• Aim: Reproduce every line of the items below without changing a single character.

## begin

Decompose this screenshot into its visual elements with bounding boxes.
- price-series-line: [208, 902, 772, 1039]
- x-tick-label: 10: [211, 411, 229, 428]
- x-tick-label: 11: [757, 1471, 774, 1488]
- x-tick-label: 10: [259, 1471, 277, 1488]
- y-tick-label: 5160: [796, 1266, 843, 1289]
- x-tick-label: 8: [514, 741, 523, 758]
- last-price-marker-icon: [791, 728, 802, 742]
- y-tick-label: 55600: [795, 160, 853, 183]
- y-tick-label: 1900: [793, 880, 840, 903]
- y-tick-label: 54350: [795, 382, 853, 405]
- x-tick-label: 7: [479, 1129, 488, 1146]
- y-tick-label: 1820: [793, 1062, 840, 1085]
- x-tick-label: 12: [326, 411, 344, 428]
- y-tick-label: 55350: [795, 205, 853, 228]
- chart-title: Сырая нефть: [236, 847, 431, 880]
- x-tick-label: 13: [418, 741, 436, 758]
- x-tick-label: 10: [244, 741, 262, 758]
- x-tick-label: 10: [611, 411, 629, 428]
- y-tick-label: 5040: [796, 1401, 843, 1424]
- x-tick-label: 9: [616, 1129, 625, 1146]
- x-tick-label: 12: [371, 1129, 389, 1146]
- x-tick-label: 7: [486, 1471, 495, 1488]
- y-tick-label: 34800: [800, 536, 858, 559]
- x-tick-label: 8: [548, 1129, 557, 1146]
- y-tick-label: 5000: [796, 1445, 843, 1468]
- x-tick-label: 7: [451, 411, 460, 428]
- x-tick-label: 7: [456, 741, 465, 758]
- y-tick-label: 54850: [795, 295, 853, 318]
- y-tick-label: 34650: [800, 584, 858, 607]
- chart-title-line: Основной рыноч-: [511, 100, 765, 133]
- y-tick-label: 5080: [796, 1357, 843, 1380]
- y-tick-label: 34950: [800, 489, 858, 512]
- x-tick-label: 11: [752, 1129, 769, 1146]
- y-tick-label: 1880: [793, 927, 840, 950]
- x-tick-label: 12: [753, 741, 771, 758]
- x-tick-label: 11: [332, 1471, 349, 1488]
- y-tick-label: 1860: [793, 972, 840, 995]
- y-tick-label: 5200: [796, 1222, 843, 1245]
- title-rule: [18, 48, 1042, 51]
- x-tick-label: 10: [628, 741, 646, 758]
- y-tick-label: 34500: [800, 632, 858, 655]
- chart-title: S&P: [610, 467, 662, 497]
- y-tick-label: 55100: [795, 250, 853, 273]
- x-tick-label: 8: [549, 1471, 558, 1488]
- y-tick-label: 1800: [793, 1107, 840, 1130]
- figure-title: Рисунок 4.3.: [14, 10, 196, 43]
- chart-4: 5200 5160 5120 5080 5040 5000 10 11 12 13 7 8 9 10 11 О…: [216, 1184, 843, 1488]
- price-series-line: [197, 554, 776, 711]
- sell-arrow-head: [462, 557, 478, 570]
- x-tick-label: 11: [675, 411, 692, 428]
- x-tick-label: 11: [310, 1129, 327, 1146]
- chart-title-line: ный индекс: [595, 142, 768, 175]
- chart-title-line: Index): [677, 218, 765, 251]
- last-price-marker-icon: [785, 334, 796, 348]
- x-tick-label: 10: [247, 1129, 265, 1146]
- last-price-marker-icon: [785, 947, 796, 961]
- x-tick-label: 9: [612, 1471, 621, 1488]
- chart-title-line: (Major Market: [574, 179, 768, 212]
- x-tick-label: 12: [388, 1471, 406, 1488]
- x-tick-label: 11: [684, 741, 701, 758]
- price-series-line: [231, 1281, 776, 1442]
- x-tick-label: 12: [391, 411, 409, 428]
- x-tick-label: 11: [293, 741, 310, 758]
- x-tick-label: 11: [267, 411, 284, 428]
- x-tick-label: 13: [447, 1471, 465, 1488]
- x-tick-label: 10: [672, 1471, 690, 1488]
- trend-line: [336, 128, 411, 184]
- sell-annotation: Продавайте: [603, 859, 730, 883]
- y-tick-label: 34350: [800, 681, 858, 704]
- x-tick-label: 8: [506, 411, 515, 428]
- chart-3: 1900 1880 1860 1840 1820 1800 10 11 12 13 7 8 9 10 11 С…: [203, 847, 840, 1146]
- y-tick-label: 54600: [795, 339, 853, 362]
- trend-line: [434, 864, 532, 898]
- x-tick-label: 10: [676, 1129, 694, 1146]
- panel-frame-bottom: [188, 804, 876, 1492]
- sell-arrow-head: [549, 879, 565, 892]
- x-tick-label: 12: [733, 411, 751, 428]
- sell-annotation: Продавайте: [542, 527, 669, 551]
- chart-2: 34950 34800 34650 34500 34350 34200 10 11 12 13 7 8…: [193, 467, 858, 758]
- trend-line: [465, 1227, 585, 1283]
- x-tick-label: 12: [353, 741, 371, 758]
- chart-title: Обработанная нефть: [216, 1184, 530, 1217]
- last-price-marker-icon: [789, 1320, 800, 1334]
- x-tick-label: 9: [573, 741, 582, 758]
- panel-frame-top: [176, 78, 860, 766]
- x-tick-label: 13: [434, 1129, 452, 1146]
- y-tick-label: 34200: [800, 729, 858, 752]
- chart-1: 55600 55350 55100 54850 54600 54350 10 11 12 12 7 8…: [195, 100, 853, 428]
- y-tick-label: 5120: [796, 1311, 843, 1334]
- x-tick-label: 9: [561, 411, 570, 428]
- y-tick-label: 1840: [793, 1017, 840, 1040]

## end

• Correct response:
Decompose this screenshot into its visual elements with bounding boxes.
- price-series-line: [208, 902, 772, 1039]
- x-tick-label: 10: [211, 411, 229, 428]
- x-tick-label: 11: [757, 1471, 774, 1488]
- x-tick-label: 10: [259, 1471, 277, 1488]
- y-tick-label: 5160: [796, 1266, 843, 1289]
- x-tick-label: 8: [514, 741, 523, 758]
- last-price-marker-icon: [791, 728, 802, 742]
- y-tick-label: 55600: [795, 160, 853, 183]
- y-tick-label: 1900: [793, 880, 840, 903]
- y-tick-label: 54350: [795, 382, 853, 405]
- x-tick-label: 7: [479, 1129, 488, 1146]
- y-tick-label: 1820: [793, 1062, 840, 1085]
- x-tick-label: 12: [326, 411, 344, 428]
- y-tick-label: 55350: [795, 205, 853, 228]
- chart-title: Сырая нефть: [236, 847, 431, 880]
- x-tick-label: 13: [418, 741, 436, 758]
- x-tick-label: 10: [244, 741, 262, 758]
- x-tick-label: 10: [611, 411, 629, 428]
- y-tick-label: 5040: [796, 1401, 843, 1424]
- x-tick-label: 9: [616, 1129, 625, 1146]
- x-tick-label: 12: [371, 1129, 389, 1146]
- x-tick-label: 7: [486, 1471, 495, 1488]
- y-tick-label: 34800: [800, 536, 858, 559]
- x-tick-label: 8: [548, 1129, 557, 1146]
- y-tick-label: 5000: [796, 1445, 843, 1468]
- x-tick-label: 7: [451, 411, 460, 428]
- x-tick-label: 7: [456, 741, 465, 758]
- y-tick-label: 54850: [795, 295, 853, 318]
- y-tick-label: 34650: [800, 584, 858, 607]
- chart-title-line: Основной рыноч-: [511, 100, 765, 133]
- y-tick-label: 5080: [796, 1357, 843, 1380]
- y-tick-label: 34950: [800, 489, 858, 512]
- x-tick-label: 11: [752, 1129, 769, 1146]
- y-tick-label: 1880: [793, 927, 840, 950]
- x-tick-label: 12: [753, 741, 771, 758]
- x-tick-label: 11: [332, 1471, 349, 1488]
- y-tick-label: 1860: [793, 972, 840, 995]
- y-tick-label: 5200: [796, 1222, 843, 1245]
- title-rule: [18, 48, 1042, 51]
- x-tick-label: 10: [628, 741, 646, 758]
- y-tick-label: 34500: [800, 632, 858, 655]
- chart-title: S&P: [610, 467, 662, 497]
- y-tick-label: 55100: [795, 250, 853, 273]
- x-tick-label: 8: [549, 1471, 558, 1488]
- y-tick-label: 1800: [793, 1107, 840, 1130]
- figure-title: Рисунок 4.3.: [14, 10, 196, 43]
- chart-4: 5200 5160 5120 5080 5040 5000 10 11 12 13 7 8 9 10 11 О…: [216, 1184, 843, 1488]
- price-series-line: [197, 554, 776, 711]
- sell-arrow-head: [462, 557, 478, 570]
- x-tick-label: 11: [675, 411, 692, 428]
- x-tick-label: 11: [310, 1129, 327, 1146]
- chart-title-line: ный индекс: [595, 142, 768, 175]
- chart-title-line: Index): [677, 218, 765, 251]
- last-price-marker-icon: [785, 334, 796, 348]
- x-tick-label: 10: [247, 1129, 265, 1146]
- last-price-marker-icon: [785, 947, 796, 961]
- x-tick-label: 9: [612, 1471, 621, 1488]
- chart-title-line: (Major Market: [574, 179, 768, 212]
- x-tick-label: 12: [388, 1471, 406, 1488]
- x-tick-label: 11: [684, 741, 701, 758]
- price-series-line: [231, 1281, 776, 1442]
- x-tick-label: 12: [391, 411, 409, 428]
- x-tick-label: 11: [293, 741, 310, 758]
- x-tick-label: 11: [267, 411, 284, 428]
- x-tick-label: 13: [447, 1471, 465, 1488]
- x-tick-label: 10: [672, 1471, 690, 1488]
- trend-line: [336, 128, 411, 184]
- sell-annotation: Продавайте: [603, 859, 730, 883]
- y-tick-label: 34350: [800, 681, 858, 704]
- x-tick-label: 8: [506, 411, 515, 428]
- chart-3: 1900 1880 1860 1840 1820 1800 10 11 12 13 7 8 9 10 11 С…: [203, 847, 840, 1146]
- y-tick-label: 54600: [795, 339, 853, 362]
- trend-line: [434, 864, 532, 898]
- x-tick-label: 10: [676, 1129, 694, 1146]
- panel-frame-bottom: [188, 804, 876, 1492]
- sell-arrow-head: [549, 879, 565, 892]
- x-tick-label: 12: [733, 411, 751, 428]
- sell-annotation: Продавайте: [542, 527, 669, 551]
- chart-2: 34950 34800 34650 34500 34350 34200 10 11 12 13 7 8…: [193, 467, 858, 758]
- trend-line: [465, 1227, 585, 1283]
- x-tick-label: 12: [353, 741, 371, 758]
- chart-title: Обработанная нефть: [216, 1184, 530, 1217]
- last-price-marker-icon: [789, 1320, 800, 1334]
- x-tick-label: 9: [573, 741, 582, 758]
- panel-frame-top: [176, 78, 860, 766]
- x-tick-label: 13: [434, 1129, 452, 1146]
- y-tick-label: 34200: [800, 729, 858, 752]
- chart-1: 55600 55350 55100 54850 54600 54350 10 11 12 12 7 8…: [195, 100, 853, 428]
- y-tick-label: 5120: [796, 1311, 843, 1334]
- x-tick-label: 9: [561, 411, 570, 428]
- y-tick-label: 1840: [793, 1017, 840, 1040]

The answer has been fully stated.